Stated goal:
Reproduce every entry exactly and leave its pictures out.

Given data:
.....
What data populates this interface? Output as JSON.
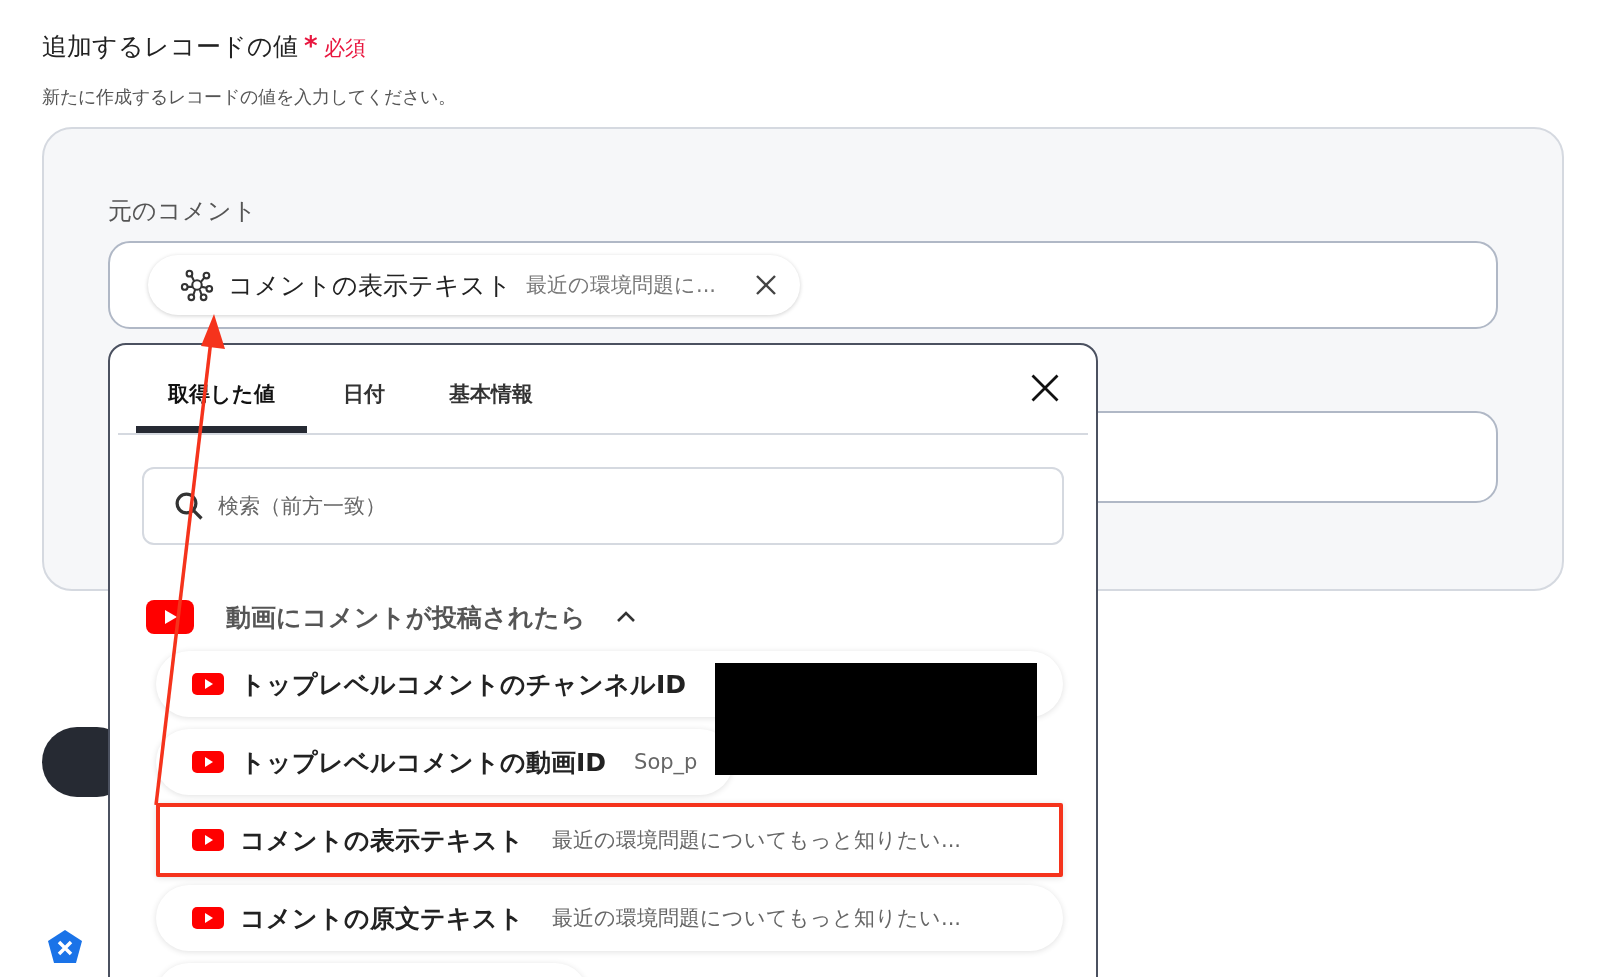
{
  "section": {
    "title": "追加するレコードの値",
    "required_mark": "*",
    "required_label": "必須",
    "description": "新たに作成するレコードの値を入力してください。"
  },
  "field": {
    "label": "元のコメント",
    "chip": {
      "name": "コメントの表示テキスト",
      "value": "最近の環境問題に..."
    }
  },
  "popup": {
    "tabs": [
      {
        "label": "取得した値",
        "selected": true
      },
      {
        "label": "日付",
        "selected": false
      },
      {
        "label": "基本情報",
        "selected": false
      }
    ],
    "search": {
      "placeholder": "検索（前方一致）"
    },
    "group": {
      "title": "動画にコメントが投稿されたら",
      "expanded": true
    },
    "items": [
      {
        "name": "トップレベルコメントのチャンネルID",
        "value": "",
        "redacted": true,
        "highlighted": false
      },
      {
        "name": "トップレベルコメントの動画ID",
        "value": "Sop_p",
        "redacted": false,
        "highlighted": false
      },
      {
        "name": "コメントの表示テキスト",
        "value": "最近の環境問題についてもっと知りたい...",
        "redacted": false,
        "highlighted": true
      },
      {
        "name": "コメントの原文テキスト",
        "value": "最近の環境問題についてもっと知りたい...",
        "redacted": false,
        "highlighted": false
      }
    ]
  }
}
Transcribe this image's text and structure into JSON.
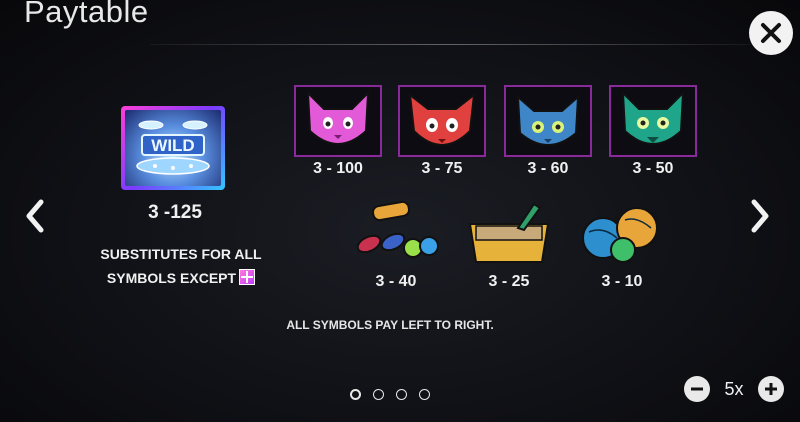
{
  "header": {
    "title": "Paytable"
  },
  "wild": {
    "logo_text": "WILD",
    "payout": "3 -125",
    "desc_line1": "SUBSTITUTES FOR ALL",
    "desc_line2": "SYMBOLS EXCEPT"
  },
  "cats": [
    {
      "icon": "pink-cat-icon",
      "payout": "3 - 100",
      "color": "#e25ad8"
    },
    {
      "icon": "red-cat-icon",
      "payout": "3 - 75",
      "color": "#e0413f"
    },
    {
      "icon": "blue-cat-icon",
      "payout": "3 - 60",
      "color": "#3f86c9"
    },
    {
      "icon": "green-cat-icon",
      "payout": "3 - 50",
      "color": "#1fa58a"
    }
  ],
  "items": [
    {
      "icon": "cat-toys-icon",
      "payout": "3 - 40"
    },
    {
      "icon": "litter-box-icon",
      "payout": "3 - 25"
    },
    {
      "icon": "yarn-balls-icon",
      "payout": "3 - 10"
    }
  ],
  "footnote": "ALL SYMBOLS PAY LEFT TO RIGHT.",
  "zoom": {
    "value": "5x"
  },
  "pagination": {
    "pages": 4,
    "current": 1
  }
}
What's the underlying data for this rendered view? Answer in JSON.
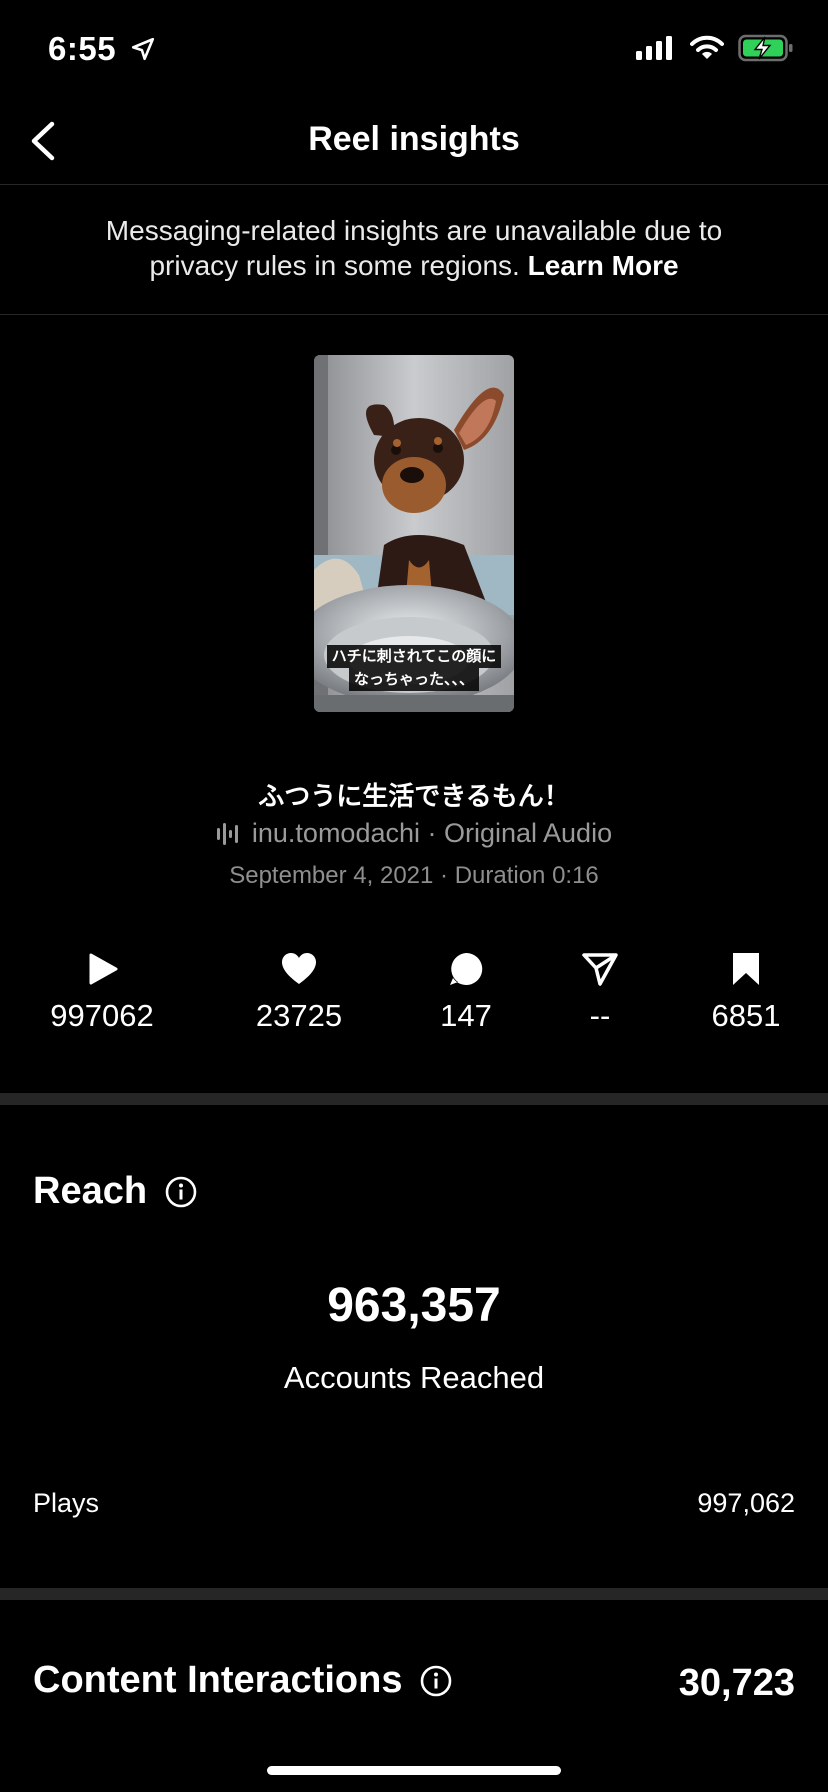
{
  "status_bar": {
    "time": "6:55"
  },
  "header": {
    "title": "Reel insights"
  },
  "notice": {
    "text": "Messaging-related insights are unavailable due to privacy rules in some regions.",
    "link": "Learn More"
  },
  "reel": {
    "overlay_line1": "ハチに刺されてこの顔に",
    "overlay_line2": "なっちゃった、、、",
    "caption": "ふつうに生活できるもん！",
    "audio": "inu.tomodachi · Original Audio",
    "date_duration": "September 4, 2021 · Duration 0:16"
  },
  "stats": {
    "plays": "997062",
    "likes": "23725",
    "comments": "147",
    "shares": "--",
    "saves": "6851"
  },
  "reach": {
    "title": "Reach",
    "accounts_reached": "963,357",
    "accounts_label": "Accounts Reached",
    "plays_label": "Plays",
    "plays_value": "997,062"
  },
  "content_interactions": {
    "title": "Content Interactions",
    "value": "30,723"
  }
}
.....
Output:
What data populates this interface? Output as JSON.
{
  "section": {
    "title": "追加するレコードの値",
    "required_mark": "*",
    "required_label": "必須",
    "description": "新たに作成するレコードの値を入力してください。"
  },
  "field": {
    "label": "元のコメント",
    "chip": {
      "name": "コメントの表示テキスト",
      "value": "最近の環境問題に..."
    }
  },
  "popup": {
    "tabs": [
      {
        "label": "取得した値",
        "selected": true
      },
      {
        "label": "日付",
        "selected": false
      },
      {
        "label": "基本情報",
        "selected": false
      }
    ],
    "search": {
      "placeholder": "検索（前方一致）"
    },
    "group": {
      "title": "動画にコメントが投稿されたら",
      "expanded": true
    },
    "items": [
      {
        "name": "トップレベルコメントのチャンネルID",
        "value": "",
        "redacted": true,
        "highlighted": false
      },
      {
        "name": "トップレベルコメントの動画ID",
        "value": "Sop_p",
        "redacted": false,
        "highlighted": false
      },
      {
        "name": "コメントの表示テキスト",
        "value": "最近の環境問題についてもっと知りたい...",
        "redacted": false,
        "highlighted": true
      },
      {
        "name": "コメントの原文テキスト",
        "value": "最近の環境問題についてもっと知りたい...",
        "redacted": false,
        "highlighted": false
      }
    ]
  }
}
Transcribe this image's text and structure into JSON.
{
  "header": {
    "title": "Paytable"
  },
  "wild": {
    "logo_text": "WILD",
    "payout": "3 -125",
    "desc_line1": "SUBSTITUTES FOR ALL",
    "desc_line2": "SYMBOLS EXCEPT"
  },
  "cats": [
    {
      "icon": "pink-cat-icon",
      "payout": "3 - 100",
      "color": "#e25ad8"
    },
    {
      "icon": "red-cat-icon",
      "payout": "3 - 75",
      "color": "#e0413f"
    },
    {
      "icon": "blue-cat-icon",
      "payout": "3 - 60",
      "color": "#3f86c9"
    },
    {
      "icon": "green-cat-icon",
      "payout": "3 - 50",
      "color": "#1fa58a"
    }
  ],
  "items": [
    {
      "icon": "cat-toys-icon",
      "payout": "3 - 40"
    },
    {
      "icon": "litter-box-icon",
      "payout": "3 - 25"
    },
    {
      "icon": "yarn-balls-icon",
      "payout": "3 - 10"
    }
  ],
  "footnote": "ALL SYMBOLS PAY LEFT TO RIGHT.",
  "zoom": {
    "value": "5x"
  },
  "pagination": {
    "pages": 4,
    "current": 1
  }
}
What's the underlying data for this rendered view? Answer in JSON.
{
  "status_bar": {
    "time": "6:55"
  },
  "header": {
    "title": "Reel insights"
  },
  "notice": {
    "text": "Messaging-related insights are unavailable due to privacy rules in some regions.",
    "link": "Learn More"
  },
  "reel": {
    "overlay_line1": "ハチに刺されてこの顔に",
    "overlay_line2": "なっちゃった、、、",
    "caption": "ふつうに生活できるもん！",
    "audio": "inu.tomodachi · Original Audio",
    "date_duration": "September 4, 2021 · Duration 0:16"
  },
  "stats": {
    "plays": "997062",
    "likes": "23725",
    "comments": "147",
    "shares": "--",
    "saves": "6851"
  },
  "reach": {
    "title": "Reach",
    "accounts_reached": "963,357",
    "accounts_label": "Accounts Reached",
    "plays_label": "Plays",
    "plays_value": "997,062"
  },
  "content_interactions": {
    "title": "Content Interactions",
    "value": "30,723"
  }
}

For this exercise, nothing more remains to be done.